### Task objective
Go through the material and tally the lines containing the string "year". Give the total alone.

─── Input records ───

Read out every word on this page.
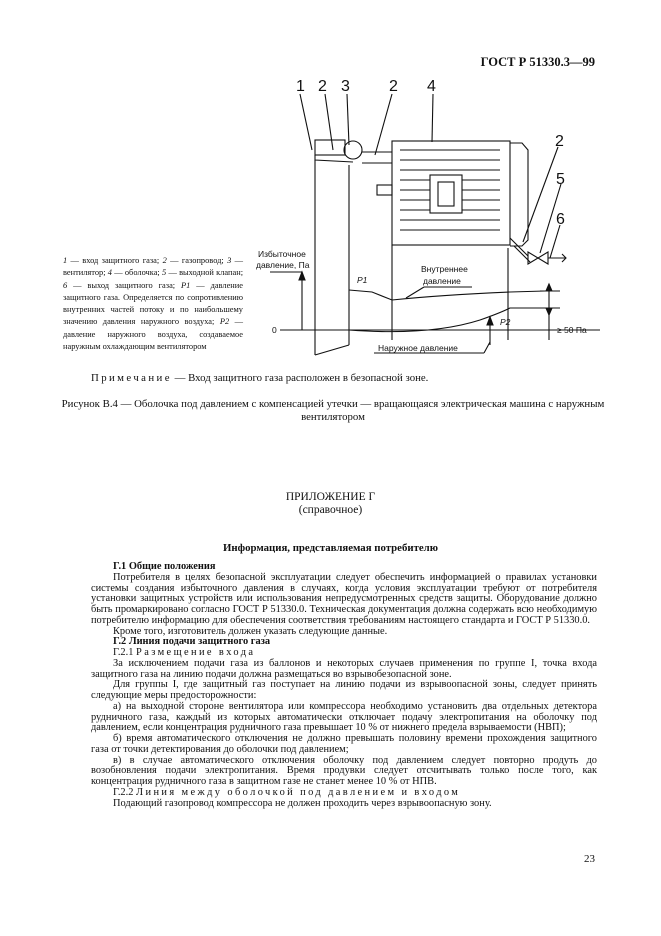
ГОСТ Р 51330.3—99
1 2 3 2 4
2
5
6
Избыточное
давление, Па	Внутреннее
давление
Наружное давление
P1
P2
0	≥ 50 Па
1 — вход защитного газа; 2 — газопровод; 3 — вентилятор; 4 — оболочка; 5 — выходной клапан; 6 — выход защитного газа; P1 — давление защитного газа. Определяется по сопротивлению внутренних частей потоку и по наибольшему значению давления наружного воздуха; P2 — давление наружного воздуха, создаваемое наружным охлаждающим вентилятором
Примечание — Вход защитного газа расположен в безопасной зоне.
Рисунок В.4 — Оболочка под давлением с компенсацией утечки — вращающаяся электрическая машина с наружным вентилятором
ПРИЛОЖЕНИЕ Г
(справочное)
Информация, представляемая потребителю

Г.1 Общие положения

Потребителя в целях безопасной эксплуатации следует обеспечить информацией о правилах установки системы создания избыточного давления в случаях, когда условия эксплуатации требуют от потребителя установки защитных устройств или использования непредусмотренных средств защиты. Оборудование должно быть промаркировано согласно ГОСТ Р 51330.0. Техническая документация должна содержать всю необходимую потребителю информацию для обеспечения соответствия требованиям настоящего стандарта и ГОСТ Р 51330.0.

Кроме того, изготовитель должен указать следующие данные.

Г.2 Линия подачи защитного газа

Г.2.1 Размещение входа

За исключением подачи газа из баллонов и некоторых случаев применения по группе I, точка входа защитного газа на линию подачи должна размещаться во взрывобезопасной зоне.

Для группы I, где защитный газ поступает на линию подачи из взрывоопасной зоны, следует принять следующие меры предосторожности:

а) на выходной стороне вентилятора или компрессора необходимо установить два отдельных детектора рудничного газа, каждый из которых автоматически отключает подачу электропитания на оболочку под давлением, если концентрация рудничного газа превышает 10 % от нижнего предела взрываемости (НВП);

б) время автоматического отключения не должно превышать половину времени прохождения защитного газа от точки детектирования до оболочки под давлением;

в) в случае автоматического отключения оболочку под давлением следует повторно продуть до возобновления подачи электропитания. Время продувки следует отсчитывать только после того, как концентрация рудничного газа в защитном газе не станет менее 10 % от НПВ.

Г.2.2 Линия между оболочкой под давлением и входом

Подающий газопровод компрессора не должен проходить через взрывоопасную зону.

23
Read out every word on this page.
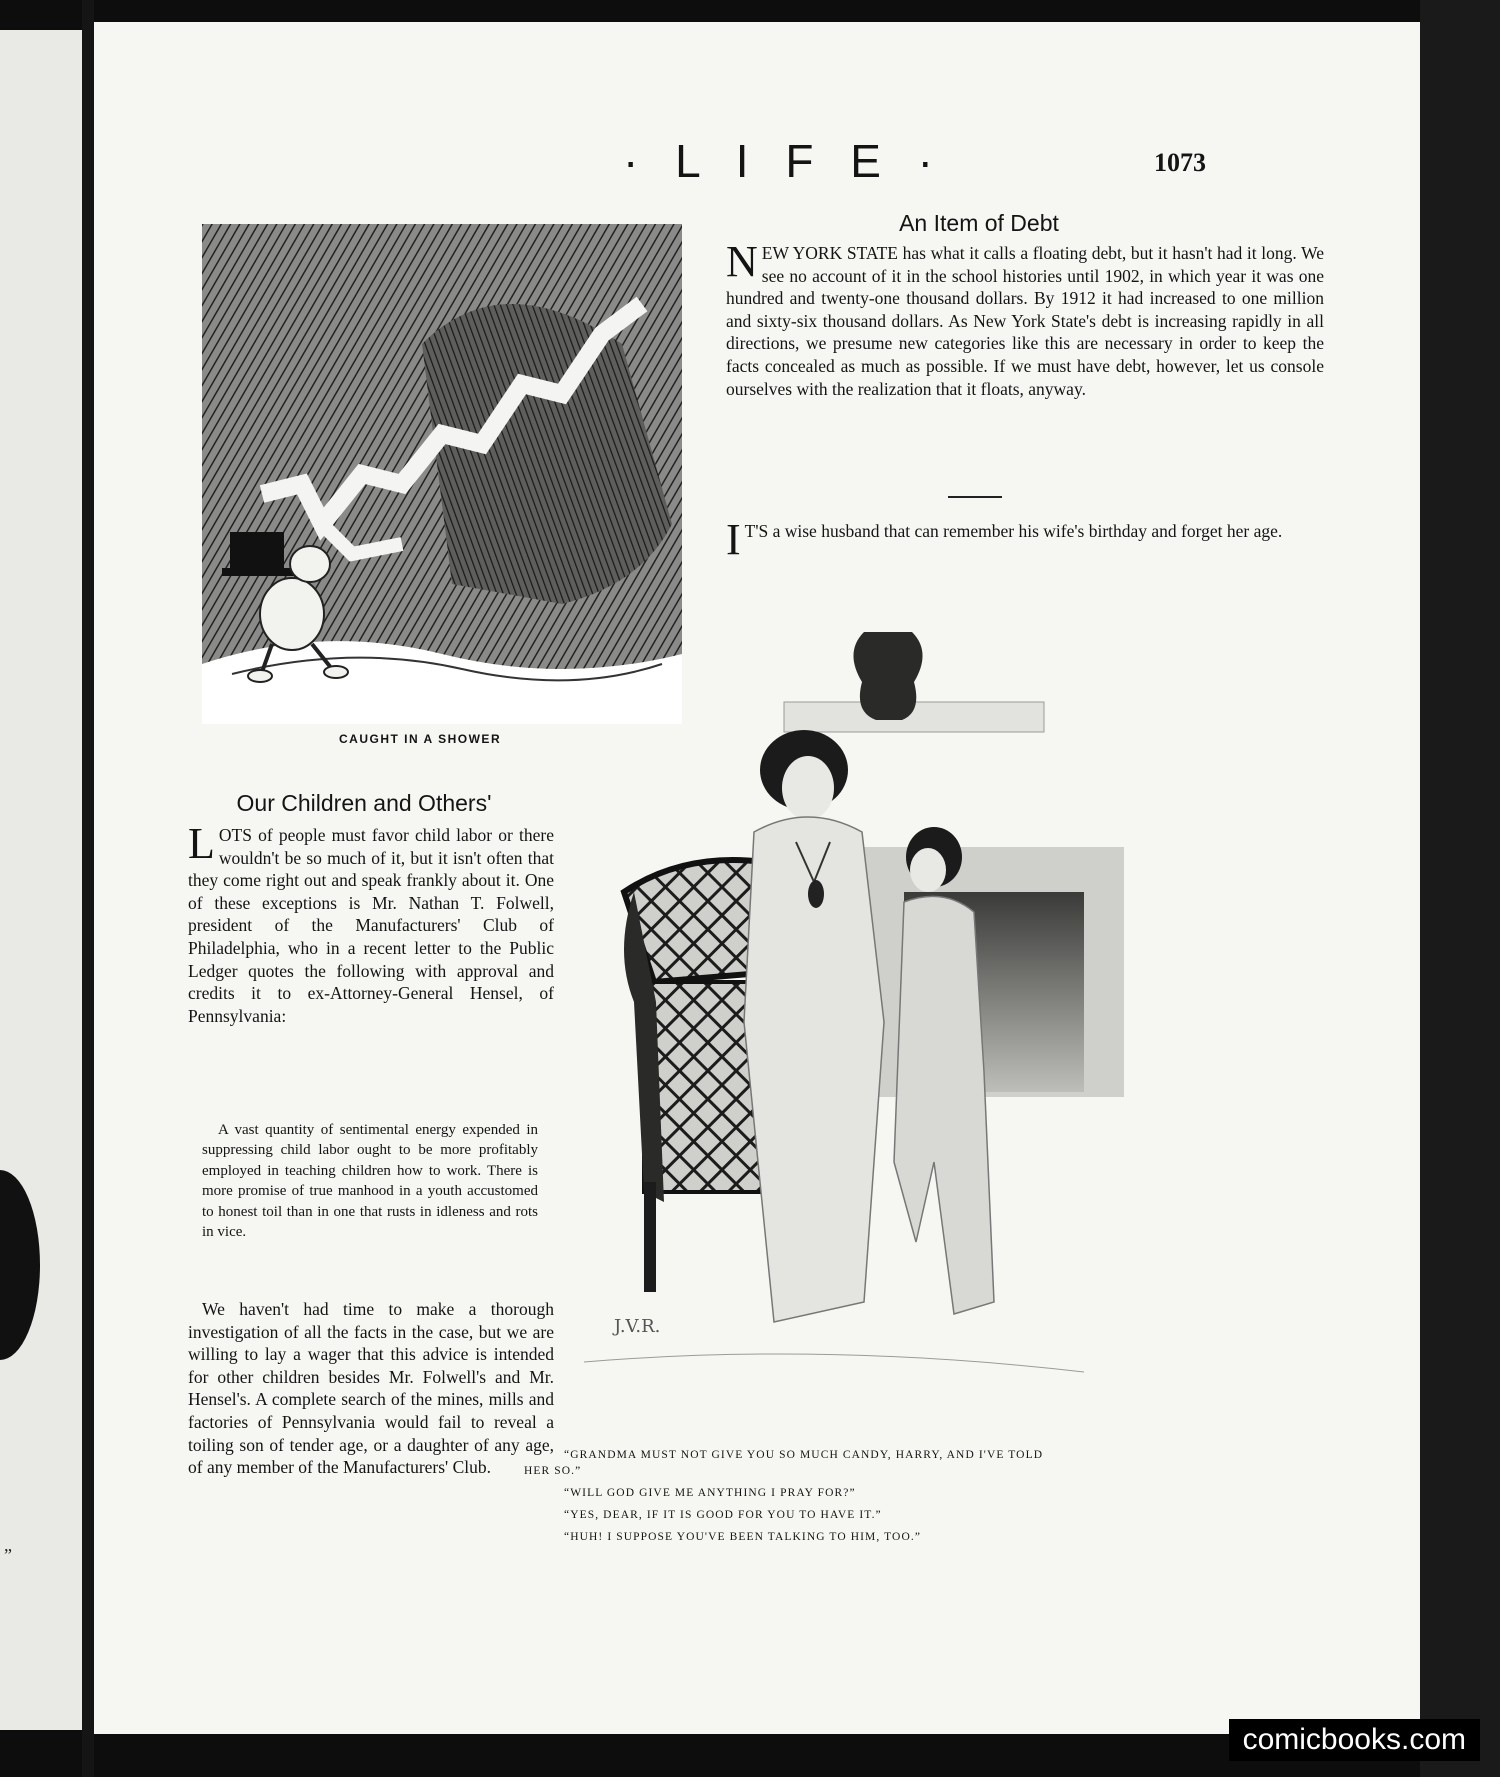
”
· L I F E ·	1073
CAUGHT IN A SHOWER
An Item of Debt
NEW YORK STATE has what it calls a floating debt, but it hasn't had it long. We see no account of it in the school histories until 1902, in which year it was one hundred and twenty-one thousand dollars. By 1912 it had increased to one million and sixty-six thousand dollars. As New York State's debt is increasing rapidly in all directions, we presume new categories like this are necessary in order to keep the facts concealed as much as possible. If we must have debt, however, let us console ourselves with the realization that it floats, anyway.
I T'S a wise husband that can remember his wife's birthday and forget her age.
Our Children and Others'
LOTS of people must favor child labor or there wouldn't be so much of it, but it isn't often that they come right out and speak frankly about it. One of these exceptions is Mr. Nathan T. Folwell, president of the Manufacturers' Club of Philadelphia, who in a recent letter to the Public Ledger quotes the following with approval and credits it to ex-Attorney-General Hensel, of Pennsylvania:
A vast quantity of sentimental energy expended in suppressing child labor ought to be more profitably employed in teaching children how to work. There is more promise of true manhood in a youth accustomed to honest toil than in one that rusts in idleness and rots in vice.
We haven't had time to make a thorough investigation of all the facts in the case, but we are willing to lay a wager that this advice is intended for other children besides Mr. Folwell's and Mr. Hensel's. A complete search of the mines, mills and factories of Pennsylvania would fail to reveal a toiling son of tender age, or a daughter of any age, of any member of the Manufacturers' Club.
J.V.R.
“GRANDMA MUST NOT GIVE YOU SO MUCH CANDY, HARRY, AND I'VE TOLD
HER SO.”
“WILL GOD GIVE ME ANYTHING I PRAY FOR?”
“YES, DEAR, IF IT IS GOOD FOR YOU TO HAVE IT.”
“HUH! I SUPPOSE YOU'VE BEEN TALKING TO HIM, TOO.”
comicbooks.com
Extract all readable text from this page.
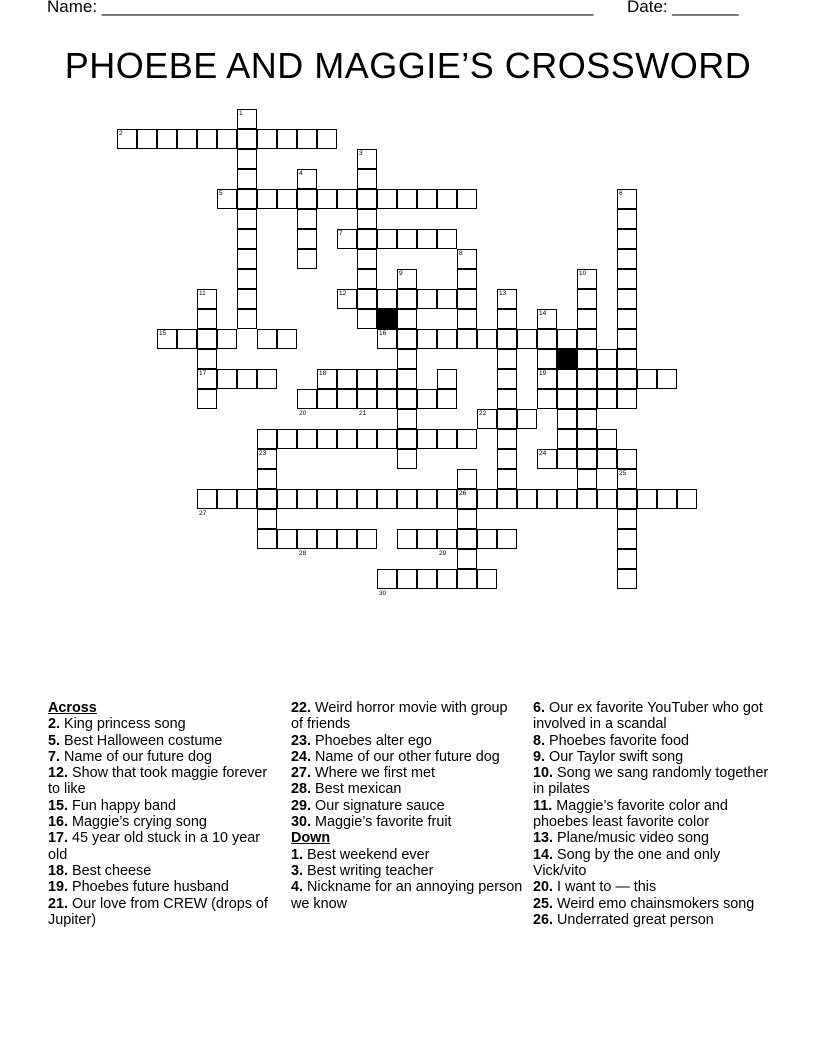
Name: ____________________________________________________ Date: _______
PHOEBE AND MAGGIE’S CROSSWORD
1
2
3
4
5	6
7
8
9	10
11	12	13
14
15	16
17	18	19
20	21	22
23	24
25
26
27
28	29
30
Across
2. King princess song
5. Best Halloween costume
7. Name of our future dog
12. Show that took maggie forever to like
15. Fun happy band
16. Maggie’s crying song
17. 45 year old stuck in a 10 year old
18. Best cheese
19. Phoebes future husband
21. Our love from CREW (drops of Jupiter)
22. Weird horror movie with group of friends
23. Phoebes alter ego
24. Name of our other future dog
27. Where we first met
28. Best mexican
29. Our signature sauce
30. Maggie’s favorite fruit
Down
1. Best weekend ever
3. Best writing teacher
4. Nickname for an annoying person we know
6. Our ex favorite YouTuber who got involved in a scandal
8. Phoebes favorite food
9. Our Taylor swift song
10. Song we sang randomly together in pilates
11. Maggie’s favorite color and phoebes least favorite color
13. Plane/music video song
14. Song by the one and only Vick/vito
20. I want to — this
25. Weird emo chainsmokers song
26. Underrated great person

───

### Complete answer
2